(RAW DATA):
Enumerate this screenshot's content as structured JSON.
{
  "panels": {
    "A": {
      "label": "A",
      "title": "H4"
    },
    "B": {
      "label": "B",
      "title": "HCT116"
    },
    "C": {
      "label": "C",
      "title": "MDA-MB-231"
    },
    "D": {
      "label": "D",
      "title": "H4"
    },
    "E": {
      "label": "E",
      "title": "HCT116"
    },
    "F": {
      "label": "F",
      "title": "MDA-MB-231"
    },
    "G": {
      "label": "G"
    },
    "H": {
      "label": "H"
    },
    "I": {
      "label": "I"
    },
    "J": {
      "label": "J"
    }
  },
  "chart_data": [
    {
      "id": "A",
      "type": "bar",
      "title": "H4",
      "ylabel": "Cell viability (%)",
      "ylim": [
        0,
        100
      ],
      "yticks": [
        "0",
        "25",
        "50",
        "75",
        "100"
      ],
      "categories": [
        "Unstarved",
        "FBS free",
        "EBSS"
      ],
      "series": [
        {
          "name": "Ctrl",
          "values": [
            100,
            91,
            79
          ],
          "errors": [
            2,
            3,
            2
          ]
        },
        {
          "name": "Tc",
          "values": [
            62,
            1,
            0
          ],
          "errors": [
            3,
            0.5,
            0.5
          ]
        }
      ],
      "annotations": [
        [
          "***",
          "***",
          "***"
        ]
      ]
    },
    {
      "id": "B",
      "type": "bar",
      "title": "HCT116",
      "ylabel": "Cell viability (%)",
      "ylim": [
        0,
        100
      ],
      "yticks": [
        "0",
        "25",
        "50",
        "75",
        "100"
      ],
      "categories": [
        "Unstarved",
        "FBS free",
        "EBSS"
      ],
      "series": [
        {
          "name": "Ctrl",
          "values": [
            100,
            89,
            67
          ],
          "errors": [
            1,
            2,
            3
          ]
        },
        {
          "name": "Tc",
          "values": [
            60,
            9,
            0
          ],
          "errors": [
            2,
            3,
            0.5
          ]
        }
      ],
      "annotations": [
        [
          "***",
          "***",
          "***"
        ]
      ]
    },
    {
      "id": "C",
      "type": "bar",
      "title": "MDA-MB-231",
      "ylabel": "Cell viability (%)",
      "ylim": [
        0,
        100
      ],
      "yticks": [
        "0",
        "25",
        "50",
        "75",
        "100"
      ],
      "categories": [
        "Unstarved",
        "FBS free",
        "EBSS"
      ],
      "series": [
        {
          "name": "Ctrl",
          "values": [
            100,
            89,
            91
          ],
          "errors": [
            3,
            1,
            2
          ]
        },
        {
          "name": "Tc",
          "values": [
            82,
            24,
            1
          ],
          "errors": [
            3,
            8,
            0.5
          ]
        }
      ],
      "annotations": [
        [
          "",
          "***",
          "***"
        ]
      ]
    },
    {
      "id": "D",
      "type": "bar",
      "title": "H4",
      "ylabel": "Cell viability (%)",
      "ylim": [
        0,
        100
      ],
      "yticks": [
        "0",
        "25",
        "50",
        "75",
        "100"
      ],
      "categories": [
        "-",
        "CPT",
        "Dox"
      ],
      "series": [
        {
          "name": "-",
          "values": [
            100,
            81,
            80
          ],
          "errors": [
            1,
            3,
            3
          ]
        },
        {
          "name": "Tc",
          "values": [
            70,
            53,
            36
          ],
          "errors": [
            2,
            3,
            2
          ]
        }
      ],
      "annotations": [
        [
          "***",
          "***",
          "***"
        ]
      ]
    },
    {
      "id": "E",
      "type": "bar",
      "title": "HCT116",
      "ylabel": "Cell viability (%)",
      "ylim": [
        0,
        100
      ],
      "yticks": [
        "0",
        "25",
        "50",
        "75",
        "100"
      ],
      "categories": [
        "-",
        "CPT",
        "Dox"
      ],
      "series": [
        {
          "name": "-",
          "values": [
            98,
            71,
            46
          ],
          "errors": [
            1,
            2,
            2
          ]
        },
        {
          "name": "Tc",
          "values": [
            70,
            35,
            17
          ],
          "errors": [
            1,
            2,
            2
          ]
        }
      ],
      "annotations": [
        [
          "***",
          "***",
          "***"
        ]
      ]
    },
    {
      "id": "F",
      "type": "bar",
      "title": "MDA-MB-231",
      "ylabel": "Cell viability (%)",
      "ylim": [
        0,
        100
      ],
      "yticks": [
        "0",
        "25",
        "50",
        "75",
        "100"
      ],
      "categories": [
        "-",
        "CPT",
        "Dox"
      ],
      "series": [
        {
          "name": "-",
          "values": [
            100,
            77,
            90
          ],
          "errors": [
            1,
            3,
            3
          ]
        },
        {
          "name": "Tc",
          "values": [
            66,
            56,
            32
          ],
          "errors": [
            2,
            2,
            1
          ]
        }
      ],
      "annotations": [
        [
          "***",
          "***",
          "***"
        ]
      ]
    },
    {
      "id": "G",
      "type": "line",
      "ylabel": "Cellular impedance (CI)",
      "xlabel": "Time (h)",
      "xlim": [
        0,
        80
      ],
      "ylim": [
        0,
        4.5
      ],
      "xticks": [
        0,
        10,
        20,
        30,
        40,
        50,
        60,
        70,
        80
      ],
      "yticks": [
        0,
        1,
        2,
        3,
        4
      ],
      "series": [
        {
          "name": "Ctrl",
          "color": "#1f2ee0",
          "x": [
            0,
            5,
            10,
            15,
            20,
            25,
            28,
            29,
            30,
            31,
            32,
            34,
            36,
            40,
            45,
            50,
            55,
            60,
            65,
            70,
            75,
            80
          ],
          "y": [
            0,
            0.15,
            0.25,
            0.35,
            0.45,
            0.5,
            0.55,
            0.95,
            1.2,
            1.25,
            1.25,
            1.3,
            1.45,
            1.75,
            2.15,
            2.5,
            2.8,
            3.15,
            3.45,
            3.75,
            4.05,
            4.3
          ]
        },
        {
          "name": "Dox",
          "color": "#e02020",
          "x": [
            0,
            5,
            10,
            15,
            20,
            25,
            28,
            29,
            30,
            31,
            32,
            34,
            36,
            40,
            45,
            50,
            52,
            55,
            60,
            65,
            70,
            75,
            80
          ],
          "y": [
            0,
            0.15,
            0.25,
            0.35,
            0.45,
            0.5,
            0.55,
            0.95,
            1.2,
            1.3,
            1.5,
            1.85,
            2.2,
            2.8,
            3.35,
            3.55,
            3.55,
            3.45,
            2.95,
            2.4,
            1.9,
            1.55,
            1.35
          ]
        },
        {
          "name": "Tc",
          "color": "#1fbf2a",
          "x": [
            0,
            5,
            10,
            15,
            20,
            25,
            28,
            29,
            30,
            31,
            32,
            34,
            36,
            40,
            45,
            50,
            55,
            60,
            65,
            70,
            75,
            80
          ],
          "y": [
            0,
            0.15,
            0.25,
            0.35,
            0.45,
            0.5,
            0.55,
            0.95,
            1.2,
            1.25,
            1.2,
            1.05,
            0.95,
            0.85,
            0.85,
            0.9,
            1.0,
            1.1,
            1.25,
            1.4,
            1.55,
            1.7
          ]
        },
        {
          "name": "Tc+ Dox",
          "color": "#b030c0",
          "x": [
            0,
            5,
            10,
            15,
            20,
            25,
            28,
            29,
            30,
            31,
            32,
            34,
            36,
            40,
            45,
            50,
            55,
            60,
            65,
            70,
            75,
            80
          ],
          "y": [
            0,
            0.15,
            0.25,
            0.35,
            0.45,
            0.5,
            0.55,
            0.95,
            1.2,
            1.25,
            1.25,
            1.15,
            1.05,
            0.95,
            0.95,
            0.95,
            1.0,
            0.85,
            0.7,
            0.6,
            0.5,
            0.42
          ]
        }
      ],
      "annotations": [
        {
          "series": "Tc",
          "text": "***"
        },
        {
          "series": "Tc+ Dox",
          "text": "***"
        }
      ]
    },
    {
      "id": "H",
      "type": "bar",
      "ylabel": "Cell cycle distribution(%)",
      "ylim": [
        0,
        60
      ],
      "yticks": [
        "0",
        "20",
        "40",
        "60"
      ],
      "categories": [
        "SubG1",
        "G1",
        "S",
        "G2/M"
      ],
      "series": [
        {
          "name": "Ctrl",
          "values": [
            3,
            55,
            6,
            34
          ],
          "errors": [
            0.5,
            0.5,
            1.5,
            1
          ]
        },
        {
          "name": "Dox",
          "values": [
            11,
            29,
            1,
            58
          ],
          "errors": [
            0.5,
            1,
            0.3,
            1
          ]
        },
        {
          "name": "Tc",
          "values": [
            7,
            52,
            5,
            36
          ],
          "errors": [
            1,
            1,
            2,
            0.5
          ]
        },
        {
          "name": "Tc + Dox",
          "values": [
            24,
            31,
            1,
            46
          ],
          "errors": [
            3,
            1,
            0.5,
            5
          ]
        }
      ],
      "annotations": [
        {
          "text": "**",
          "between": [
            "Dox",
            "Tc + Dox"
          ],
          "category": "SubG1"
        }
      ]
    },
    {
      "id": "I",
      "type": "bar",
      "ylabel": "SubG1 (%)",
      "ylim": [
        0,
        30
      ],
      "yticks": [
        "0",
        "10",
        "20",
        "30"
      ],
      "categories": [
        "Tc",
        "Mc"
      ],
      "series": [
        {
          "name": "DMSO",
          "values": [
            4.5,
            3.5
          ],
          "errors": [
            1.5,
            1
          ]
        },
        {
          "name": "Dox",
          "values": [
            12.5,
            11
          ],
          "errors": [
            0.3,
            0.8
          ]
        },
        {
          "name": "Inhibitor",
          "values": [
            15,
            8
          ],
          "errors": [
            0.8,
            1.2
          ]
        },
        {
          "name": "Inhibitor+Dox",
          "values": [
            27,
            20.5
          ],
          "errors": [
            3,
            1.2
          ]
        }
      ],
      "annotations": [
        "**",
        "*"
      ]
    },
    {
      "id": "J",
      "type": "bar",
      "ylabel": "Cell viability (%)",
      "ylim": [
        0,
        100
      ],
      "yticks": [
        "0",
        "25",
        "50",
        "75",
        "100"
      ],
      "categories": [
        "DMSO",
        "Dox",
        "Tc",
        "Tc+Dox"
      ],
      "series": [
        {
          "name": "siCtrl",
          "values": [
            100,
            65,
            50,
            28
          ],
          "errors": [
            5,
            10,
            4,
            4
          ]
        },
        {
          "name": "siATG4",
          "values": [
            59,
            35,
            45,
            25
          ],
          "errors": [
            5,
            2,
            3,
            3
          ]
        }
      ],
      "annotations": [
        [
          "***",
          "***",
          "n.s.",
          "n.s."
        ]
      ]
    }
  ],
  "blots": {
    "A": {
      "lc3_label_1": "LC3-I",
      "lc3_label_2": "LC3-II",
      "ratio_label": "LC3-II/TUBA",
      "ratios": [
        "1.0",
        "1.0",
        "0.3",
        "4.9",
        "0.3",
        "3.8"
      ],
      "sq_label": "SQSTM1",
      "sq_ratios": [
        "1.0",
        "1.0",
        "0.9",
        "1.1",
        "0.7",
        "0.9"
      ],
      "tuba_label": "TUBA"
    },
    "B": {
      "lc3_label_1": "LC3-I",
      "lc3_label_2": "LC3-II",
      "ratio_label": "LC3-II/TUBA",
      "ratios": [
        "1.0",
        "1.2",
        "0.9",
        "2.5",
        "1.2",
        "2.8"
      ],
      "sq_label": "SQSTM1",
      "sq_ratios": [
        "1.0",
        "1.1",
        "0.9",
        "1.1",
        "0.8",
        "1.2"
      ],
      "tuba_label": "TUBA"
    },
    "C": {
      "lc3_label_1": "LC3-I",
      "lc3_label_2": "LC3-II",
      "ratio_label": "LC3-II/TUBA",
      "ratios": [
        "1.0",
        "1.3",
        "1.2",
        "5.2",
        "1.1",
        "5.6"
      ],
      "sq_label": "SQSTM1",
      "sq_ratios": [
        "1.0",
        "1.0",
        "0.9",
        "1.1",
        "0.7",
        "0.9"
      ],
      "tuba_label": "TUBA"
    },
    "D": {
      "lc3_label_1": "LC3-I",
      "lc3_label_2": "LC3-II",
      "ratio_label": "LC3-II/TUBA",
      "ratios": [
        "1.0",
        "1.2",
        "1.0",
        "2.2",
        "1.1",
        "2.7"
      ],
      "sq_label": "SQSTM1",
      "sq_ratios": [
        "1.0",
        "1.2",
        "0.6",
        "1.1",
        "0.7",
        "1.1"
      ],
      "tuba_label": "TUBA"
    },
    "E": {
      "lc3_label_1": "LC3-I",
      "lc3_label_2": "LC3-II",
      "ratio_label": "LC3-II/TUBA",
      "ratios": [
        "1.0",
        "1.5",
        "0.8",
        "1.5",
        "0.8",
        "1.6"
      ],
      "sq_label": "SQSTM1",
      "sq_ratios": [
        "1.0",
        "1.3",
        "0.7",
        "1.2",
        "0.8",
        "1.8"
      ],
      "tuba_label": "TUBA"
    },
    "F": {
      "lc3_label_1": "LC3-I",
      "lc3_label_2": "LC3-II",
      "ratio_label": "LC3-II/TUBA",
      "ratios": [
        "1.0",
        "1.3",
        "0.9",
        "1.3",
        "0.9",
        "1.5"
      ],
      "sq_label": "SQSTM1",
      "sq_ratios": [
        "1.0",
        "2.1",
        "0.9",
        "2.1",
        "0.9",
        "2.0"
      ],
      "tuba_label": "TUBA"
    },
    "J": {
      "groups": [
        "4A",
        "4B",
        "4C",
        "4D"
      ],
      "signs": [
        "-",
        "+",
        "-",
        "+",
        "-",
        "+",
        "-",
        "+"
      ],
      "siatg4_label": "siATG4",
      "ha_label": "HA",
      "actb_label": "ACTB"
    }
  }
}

(SET TASK): Provide only the count of lines in the material above that hold the word "color".

(RESULT): 4